— EXERCISE —
Bring together all lines of the material below that contain the string "Ingeborg".

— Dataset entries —

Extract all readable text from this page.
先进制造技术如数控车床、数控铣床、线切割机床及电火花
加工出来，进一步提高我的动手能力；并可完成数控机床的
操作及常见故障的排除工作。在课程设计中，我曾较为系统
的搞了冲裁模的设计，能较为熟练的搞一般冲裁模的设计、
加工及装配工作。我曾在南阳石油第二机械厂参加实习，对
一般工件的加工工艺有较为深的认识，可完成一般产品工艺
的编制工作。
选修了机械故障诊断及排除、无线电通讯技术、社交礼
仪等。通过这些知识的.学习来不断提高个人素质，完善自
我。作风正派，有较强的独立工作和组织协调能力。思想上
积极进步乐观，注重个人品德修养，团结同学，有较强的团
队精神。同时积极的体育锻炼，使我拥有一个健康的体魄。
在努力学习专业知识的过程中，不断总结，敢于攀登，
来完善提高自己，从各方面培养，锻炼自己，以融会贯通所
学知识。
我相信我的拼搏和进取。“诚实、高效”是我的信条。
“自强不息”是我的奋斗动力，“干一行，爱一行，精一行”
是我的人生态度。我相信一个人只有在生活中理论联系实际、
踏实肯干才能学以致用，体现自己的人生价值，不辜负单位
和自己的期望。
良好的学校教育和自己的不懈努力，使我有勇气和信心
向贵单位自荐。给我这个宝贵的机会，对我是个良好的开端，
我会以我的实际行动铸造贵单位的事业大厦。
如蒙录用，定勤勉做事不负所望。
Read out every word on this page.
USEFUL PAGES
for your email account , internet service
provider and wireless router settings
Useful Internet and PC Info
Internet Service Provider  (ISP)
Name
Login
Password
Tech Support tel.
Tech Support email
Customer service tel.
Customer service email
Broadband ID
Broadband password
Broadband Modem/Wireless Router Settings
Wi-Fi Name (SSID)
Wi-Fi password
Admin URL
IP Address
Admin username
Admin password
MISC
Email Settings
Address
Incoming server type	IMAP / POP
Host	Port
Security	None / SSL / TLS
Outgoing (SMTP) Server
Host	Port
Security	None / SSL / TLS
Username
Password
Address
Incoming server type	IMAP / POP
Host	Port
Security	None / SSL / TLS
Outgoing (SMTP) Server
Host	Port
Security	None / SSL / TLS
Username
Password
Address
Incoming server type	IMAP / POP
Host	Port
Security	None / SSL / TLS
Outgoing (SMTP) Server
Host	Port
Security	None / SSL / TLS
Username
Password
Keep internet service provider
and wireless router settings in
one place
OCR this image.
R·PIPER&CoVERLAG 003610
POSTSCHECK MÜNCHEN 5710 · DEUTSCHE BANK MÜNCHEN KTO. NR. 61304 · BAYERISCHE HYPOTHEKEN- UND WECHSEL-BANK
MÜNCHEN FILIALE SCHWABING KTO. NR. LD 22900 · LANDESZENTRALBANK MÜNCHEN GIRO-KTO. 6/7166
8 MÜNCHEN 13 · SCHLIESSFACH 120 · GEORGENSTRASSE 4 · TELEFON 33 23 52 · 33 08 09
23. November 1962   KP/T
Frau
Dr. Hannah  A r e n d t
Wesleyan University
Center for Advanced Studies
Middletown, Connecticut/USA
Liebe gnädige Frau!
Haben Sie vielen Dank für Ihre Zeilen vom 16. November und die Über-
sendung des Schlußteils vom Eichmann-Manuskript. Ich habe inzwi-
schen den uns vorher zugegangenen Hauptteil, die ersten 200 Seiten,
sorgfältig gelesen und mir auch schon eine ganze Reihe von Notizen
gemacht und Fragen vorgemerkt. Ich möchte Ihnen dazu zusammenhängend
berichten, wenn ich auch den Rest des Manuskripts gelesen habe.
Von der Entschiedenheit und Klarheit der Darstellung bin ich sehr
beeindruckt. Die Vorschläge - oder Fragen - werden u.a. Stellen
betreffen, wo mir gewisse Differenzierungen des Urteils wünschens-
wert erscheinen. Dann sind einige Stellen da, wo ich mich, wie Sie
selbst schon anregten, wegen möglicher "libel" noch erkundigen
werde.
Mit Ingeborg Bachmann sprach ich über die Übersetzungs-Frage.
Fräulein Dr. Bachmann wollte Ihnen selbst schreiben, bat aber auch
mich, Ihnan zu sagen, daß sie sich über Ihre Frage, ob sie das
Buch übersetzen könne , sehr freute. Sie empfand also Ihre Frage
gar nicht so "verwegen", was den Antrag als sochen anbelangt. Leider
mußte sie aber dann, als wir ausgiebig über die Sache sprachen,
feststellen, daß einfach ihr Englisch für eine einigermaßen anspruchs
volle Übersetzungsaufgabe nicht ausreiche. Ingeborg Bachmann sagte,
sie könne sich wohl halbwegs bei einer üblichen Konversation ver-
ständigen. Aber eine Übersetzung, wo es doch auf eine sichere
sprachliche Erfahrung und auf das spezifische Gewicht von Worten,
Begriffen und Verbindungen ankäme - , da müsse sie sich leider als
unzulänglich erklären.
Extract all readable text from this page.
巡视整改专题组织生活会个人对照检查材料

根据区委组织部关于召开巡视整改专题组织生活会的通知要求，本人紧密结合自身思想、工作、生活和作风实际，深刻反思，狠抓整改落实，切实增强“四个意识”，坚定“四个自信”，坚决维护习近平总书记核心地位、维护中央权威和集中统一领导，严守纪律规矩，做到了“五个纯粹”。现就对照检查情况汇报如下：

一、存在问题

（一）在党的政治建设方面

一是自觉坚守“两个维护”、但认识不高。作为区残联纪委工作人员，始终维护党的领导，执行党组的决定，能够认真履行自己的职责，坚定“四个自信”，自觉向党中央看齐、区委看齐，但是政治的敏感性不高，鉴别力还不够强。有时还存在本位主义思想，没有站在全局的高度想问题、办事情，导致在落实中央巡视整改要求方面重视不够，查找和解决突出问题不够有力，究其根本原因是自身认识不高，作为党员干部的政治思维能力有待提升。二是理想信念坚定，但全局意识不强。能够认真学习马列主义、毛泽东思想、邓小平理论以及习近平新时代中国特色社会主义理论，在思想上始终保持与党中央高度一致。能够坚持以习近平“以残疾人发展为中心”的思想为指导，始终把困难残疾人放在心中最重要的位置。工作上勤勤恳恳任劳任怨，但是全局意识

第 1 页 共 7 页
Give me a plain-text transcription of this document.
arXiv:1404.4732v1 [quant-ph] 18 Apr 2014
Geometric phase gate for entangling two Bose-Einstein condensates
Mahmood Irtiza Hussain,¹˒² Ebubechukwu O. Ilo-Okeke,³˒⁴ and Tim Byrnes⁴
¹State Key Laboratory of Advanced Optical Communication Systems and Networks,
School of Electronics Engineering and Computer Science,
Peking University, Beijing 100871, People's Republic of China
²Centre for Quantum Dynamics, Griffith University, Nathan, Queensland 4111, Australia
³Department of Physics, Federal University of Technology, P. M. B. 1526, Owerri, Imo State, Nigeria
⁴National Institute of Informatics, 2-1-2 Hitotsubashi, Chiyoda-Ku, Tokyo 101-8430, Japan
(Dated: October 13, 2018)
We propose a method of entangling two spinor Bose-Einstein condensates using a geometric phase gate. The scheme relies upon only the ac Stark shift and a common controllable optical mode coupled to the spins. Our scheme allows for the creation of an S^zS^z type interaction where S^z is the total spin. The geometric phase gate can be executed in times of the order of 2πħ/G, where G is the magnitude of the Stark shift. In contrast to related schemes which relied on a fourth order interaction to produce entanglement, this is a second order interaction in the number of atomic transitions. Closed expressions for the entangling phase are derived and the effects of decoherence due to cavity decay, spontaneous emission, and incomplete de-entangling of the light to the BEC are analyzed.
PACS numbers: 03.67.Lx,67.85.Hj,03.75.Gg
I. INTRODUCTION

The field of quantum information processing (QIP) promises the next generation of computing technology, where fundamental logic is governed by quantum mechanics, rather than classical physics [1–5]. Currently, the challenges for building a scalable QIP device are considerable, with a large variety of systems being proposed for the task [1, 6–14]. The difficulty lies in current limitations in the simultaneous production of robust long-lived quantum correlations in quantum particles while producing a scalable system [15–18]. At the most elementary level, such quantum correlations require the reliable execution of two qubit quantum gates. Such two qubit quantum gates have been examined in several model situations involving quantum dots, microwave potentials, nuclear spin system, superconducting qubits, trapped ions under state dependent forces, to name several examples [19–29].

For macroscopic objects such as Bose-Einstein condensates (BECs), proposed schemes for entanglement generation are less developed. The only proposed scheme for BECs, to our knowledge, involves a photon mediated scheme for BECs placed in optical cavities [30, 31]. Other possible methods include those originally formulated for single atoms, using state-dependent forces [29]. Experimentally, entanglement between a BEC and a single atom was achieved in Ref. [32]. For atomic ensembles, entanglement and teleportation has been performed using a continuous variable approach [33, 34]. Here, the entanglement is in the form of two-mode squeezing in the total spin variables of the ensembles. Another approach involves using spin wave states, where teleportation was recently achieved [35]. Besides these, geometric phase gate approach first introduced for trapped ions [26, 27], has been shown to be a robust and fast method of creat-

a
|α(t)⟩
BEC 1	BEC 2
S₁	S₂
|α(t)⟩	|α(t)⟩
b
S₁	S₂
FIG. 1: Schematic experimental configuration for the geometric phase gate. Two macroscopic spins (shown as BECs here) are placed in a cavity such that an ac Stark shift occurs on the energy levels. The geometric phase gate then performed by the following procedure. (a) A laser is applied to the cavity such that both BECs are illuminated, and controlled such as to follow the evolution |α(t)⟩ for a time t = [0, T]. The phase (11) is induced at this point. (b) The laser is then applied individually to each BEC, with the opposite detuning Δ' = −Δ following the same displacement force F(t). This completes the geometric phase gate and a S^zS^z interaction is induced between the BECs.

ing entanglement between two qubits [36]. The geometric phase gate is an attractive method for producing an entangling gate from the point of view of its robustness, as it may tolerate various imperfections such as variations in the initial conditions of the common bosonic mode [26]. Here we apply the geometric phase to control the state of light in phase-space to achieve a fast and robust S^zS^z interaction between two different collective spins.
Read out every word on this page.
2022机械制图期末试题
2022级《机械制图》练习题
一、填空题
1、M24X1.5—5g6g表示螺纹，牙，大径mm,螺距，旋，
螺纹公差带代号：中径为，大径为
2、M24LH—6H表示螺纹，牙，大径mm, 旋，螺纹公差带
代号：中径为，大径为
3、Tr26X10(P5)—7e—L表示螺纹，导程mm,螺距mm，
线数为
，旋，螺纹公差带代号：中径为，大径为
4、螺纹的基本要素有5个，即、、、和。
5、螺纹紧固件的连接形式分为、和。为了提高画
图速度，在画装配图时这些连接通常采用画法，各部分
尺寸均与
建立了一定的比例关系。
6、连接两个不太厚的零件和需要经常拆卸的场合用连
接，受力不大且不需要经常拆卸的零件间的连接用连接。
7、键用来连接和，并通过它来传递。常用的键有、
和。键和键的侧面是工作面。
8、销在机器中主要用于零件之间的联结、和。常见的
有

— RESPONSE BELOW —
Mit Ingeborg Bachmann sprach ich über die Übersetzungs-Frage.
volle Übersetzungsaufgabe nicht ausreiche. Ingeborg Bachmann sagte,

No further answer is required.